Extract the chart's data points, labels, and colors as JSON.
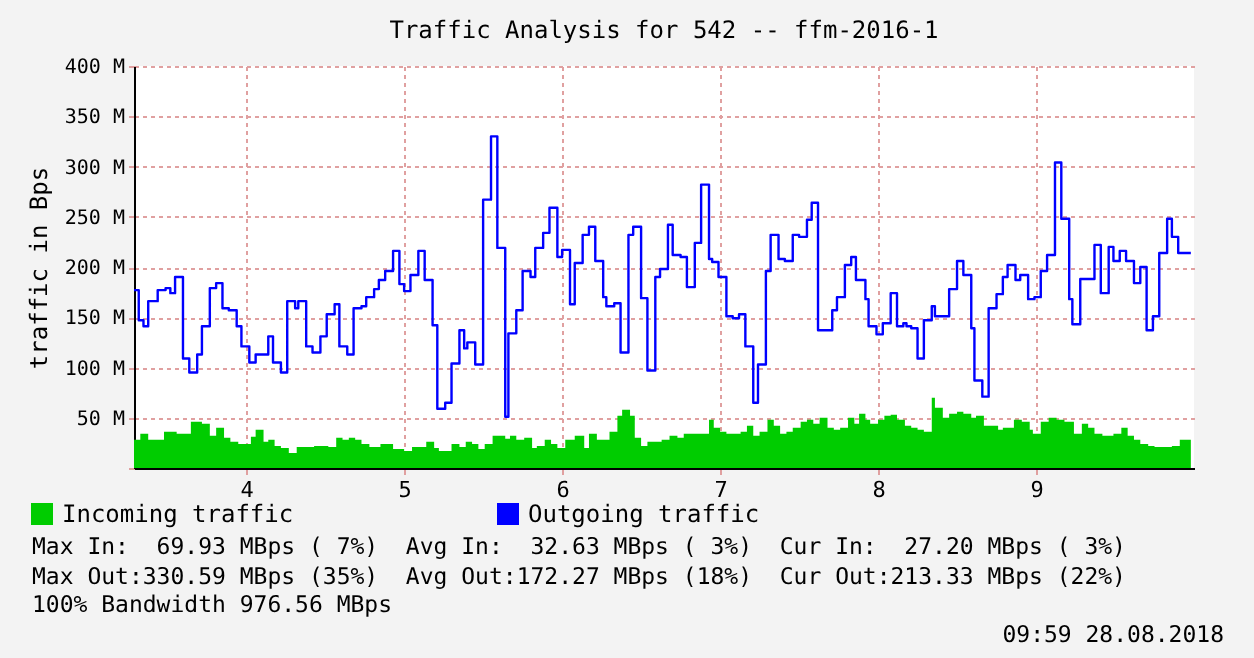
{
  "chart_data": {
    "type": "step",
    "title": "Traffic Analysis for 542 -- ffm-2016-1",
    "ylabel": "traffic in Bps",
    "xlim": [
      3.29,
      10
    ],
    "xticks": [
      4,
      5,
      6,
      7,
      8,
      9
    ],
    "ylim": [
      0,
      400
    ],
    "yticks": [
      {
        "value": 0,
        "label": null
      },
      {
        "value": 50,
        "label": "50 M"
      },
      {
        "value": 100,
        "label": "100 M"
      },
      {
        "value": 150,
        "label": "150 M"
      },
      {
        "value": 200,
        "label": "200 M"
      },
      {
        "value": 250,
        "label": "250 M"
      },
      {
        "value": 300,
        "label": "300 M"
      },
      {
        "value": 350,
        "label": "350 M"
      },
      {
        "value": 400,
        "label": "400 M"
      }
    ],
    "grid": true,
    "legend": "bottom left",
    "series": [
      {
        "name": "Incoming traffic",
        "type": "area",
        "color": "#00cc00",
        "x": [
          3.29,
          3.33,
          3.38,
          3.48,
          3.56,
          3.65,
          3.72,
          3.77,
          3.81,
          3.86,
          3.9,
          3.95,
          4.03,
          4.06,
          4.11,
          4.14,
          4.18,
          4.22,
          4.27,
          4.32,
          4.43,
          4.52,
          4.57,
          4.61,
          4.65,
          4.69,
          4.73,
          4.78,
          4.85,
          4.93,
          5.0,
          5.05,
          5.14,
          5.19,
          5.22,
          5.3,
          5.35,
          5.39,
          5.43,
          5.47,
          5.51,
          5.56,
          5.64,
          5.67,
          5.71,
          5.76,
          5.81,
          5.84,
          5.89,
          5.93,
          5.97,
          6.02,
          6.08,
          6.14,
          6.17,
          6.22,
          6.3,
          6.35,
          6.38,
          6.43,
          6.46,
          6.5,
          6.54,
          6.63,
          6.68,
          6.73,
          6.77,
          6.93,
          6.96,
          7.0,
          7.04,
          7.13,
          7.17,
          7.21,
          7.25,
          7.3,
          7.34,
          7.38,
          7.42,
          7.46,
          7.51,
          7.55,
          7.59,
          7.63,
          7.68,
          7.72,
          7.76,
          7.81,
          7.85,
          7.88,
          7.92,
          7.95,
          8.0,
          8.04,
          8.08,
          8.12,
          8.17,
          8.21,
          8.25,
          8.29,
          8.34,
          8.36,
          8.41,
          8.45,
          8.5,
          8.54,
          8.59,
          8.62,
          8.67,
          8.76,
          8.79,
          8.86,
          8.91,
          8.96,
          8.98,
          9.03,
          9.08,
          9.13,
          9.18,
          9.24,
          9.29,
          9.33,
          9.37,
          9.42,
          9.49,
          9.54,
          9.58,
          9.62,
          9.66,
          9.71,
          9.75,
          9.86,
          9.91,
          9.98
        ],
        "values": [
          28,
          34,
          28,
          36,
          34,
          46,
          44,
          32,
          40,
          30,
          26,
          24,
          31,
          38,
          26,
          28,
          22,
          20,
          15,
          21,
          22,
          21,
          30,
          28,
          30,
          28,
          24,
          21,
          24,
          19,
          17,
          21,
          26,
          20,
          17,
          24,
          21,
          26,
          24,
          19,
          24,
          32,
          29,
          32,
          28,
          30,
          20,
          22,
          28,
          24,
          20,
          28,
          32,
          20,
          34,
          28,
          36,
          52,
          58,
          52,
          30,
          22,
          26,
          28,
          32,
          30,
          34,
          48,
          40,
          36,
          34,
          36,
          42,
          32,
          36,
          48,
          42,
          34,
          36,
          40,
          46,
          48,
          44,
          50,
          40,
          38,
          40,
          50,
          44,
          54,
          48,
          44,
          48,
          52,
          53,
          48,
          42,
          40,
          38,
          36,
          70,
          60,
          50,
          54,
          56,
          54,
          50,
          52,
          42,
          38,
          40,
          48,
          46,
          38,
          34,
          46,
          50,
          48,
          46,
          34,
          44,
          40,
          34,
          32,
          34,
          40,
          32,
          28,
          24,
          22,
          21,
          22,
          28,
          28
        ]
      },
      {
        "name": "Outgoing traffic",
        "color": "#0000ff",
        "x": [
          3.29,
          3.32,
          3.35,
          3.38,
          3.44,
          3.49,
          3.52,
          3.55,
          3.6,
          3.64,
          3.69,
          3.72,
          3.77,
          3.81,
          3.85,
          3.89,
          3.94,
          3.97,
          4.02,
          4.06,
          4.14,
          4.17,
          4.22,
          4.26,
          4.31,
          4.33,
          4.38,
          4.42,
          4.47,
          4.51,
          4.56,
          4.59,
          4.64,
          4.68,
          4.73,
          4.76,
          4.81,
          4.84,
          4.88,
          4.93,
          4.97,
          5.0,
          5.04,
          5.09,
          5.13,
          5.18,
          5.21,
          5.26,
          5.3,
          5.35,
          5.38,
          5.4,
          5.45,
          5.5,
          5.55,
          5.59,
          5.64,
          5.66,
          5.71,
          5.75,
          5.8,
          5.83,
          5.88,
          5.92,
          5.97,
          6.0,
          6.05,
          6.08,
          6.13,
          6.17,
          6.21,
          6.26,
          6.28,
          6.33,
          6.37,
          6.42,
          6.45,
          6.5,
          6.54,
          6.59,
          6.62,
          6.67,
          6.7,
          6.75,
          6.79,
          6.84,
          6.88,
          6.93,
          6.95,
          6.99,
          7.04,
          7.08,
          7.12,
          7.16,
          7.21,
          7.24,
          7.29,
          7.32,
          7.37,
          7.41,
          7.46,
          7.5,
          7.55,
          7.58,
          7.62,
          7.71,
          7.74,
          7.79,
          7.83,
          7.86,
          7.92,
          7.94,
          7.99,
          8.03,
          8.08,
          8.12,
          8.16,
          8.18,
          8.21,
          8.25,
          8.29,
          8.34,
          8.36,
          8.45,
          8.5,
          8.54,
          8.59,
          8.61,
          8.66,
          8.7,
          8.75,
          8.79,
          8.82,
          8.87,
          8.9,
          8.95,
          8.99,
          9.03,
          9.07,
          9.12,
          9.16,
          9.21,
          9.23,
          9.28,
          9.37,
          9.41,
          9.46,
          9.49,
          9.53,
          9.57,
          9.62,
          9.66,
          9.7,
          9.74,
          9.78,
          9.83,
          9.86,
          9.9,
          9.98
        ],
        "values": [
          177,
          147,
          141,
          166,
          177,
          179,
          174,
          190,
          109,
          95,
          113,
          141,
          179,
          184,
          159,
          157,
          141,
          121,
          105,
          113,
          131,
          105,
          95,
          166,
          159,
          166,
          121,
          115,
          131,
          153,
          163,
          121,
          113,
          159,
          161,
          170,
          178,
          187,
          196,
          216,
          183,
          176,
          192,
          216,
          187,
          142,
          59,
          65,
          104,
          137,
          119,
          125,
          103,
          267,
          330,
          219,
          51,
          134,
          157,
          196,
          190,
          219,
          234,
          259,
          210,
          217,
          163,
          204,
          232,
          240,
          206,
          170,
          161,
          164,
          115,
          232,
          240,
          169,
          97,
          190,
          198,
          242,
          212,
          210,
          180,
          224,
          282,
          208,
          205,
          190,
          151,
          149,
          153,
          121,
          65,
          103,
          196,
          232,
          208,
          206,
          232,
          230,
          247,
          264,
          137,
          157,
          170,
          202,
          210,
          187,
          168,
          141,
          133,
          144,
          174,
          141,
          144,
          141,
          139,
          109,
          147,
          161,
          151,
          178,
          206,
          192,
          139,
          87,
          71,
          159,
          173,
          190,
          202,
          187,
          192,
          168,
          170,
          196,
          212,
          304,
          248,
          168,
          143,
          188,
          222,
          174,
          220,
          206,
          216,
          206,
          184,
          200,
          137,
          151,
          214,
          248,
          230,
          214,
          214
        ]
      }
    ],
    "annotations": [
      "Max In:  69.93 MBps ( 7%)  Avg In:  32.63 MBps ( 3%)  Cur In:  27.20 MBps ( 3%)",
      "Max Out:330.59 MBps (35%)  Avg Out:172.27 MBps (18%)  Cur Out:213.33 MBps (22%)",
      "100% Bandwidth 976.56 MBps",
      "09:59 28.08.2018"
    ]
  }
}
◇ ◇ ◇ ◇
TASK OBJECTIVE ▸ Find all lines holding the string "name" and copy them.

ANSWER TO THIS TASK ▸
        "name": "Incoming traffic",
        "name": "Outgoing traffic",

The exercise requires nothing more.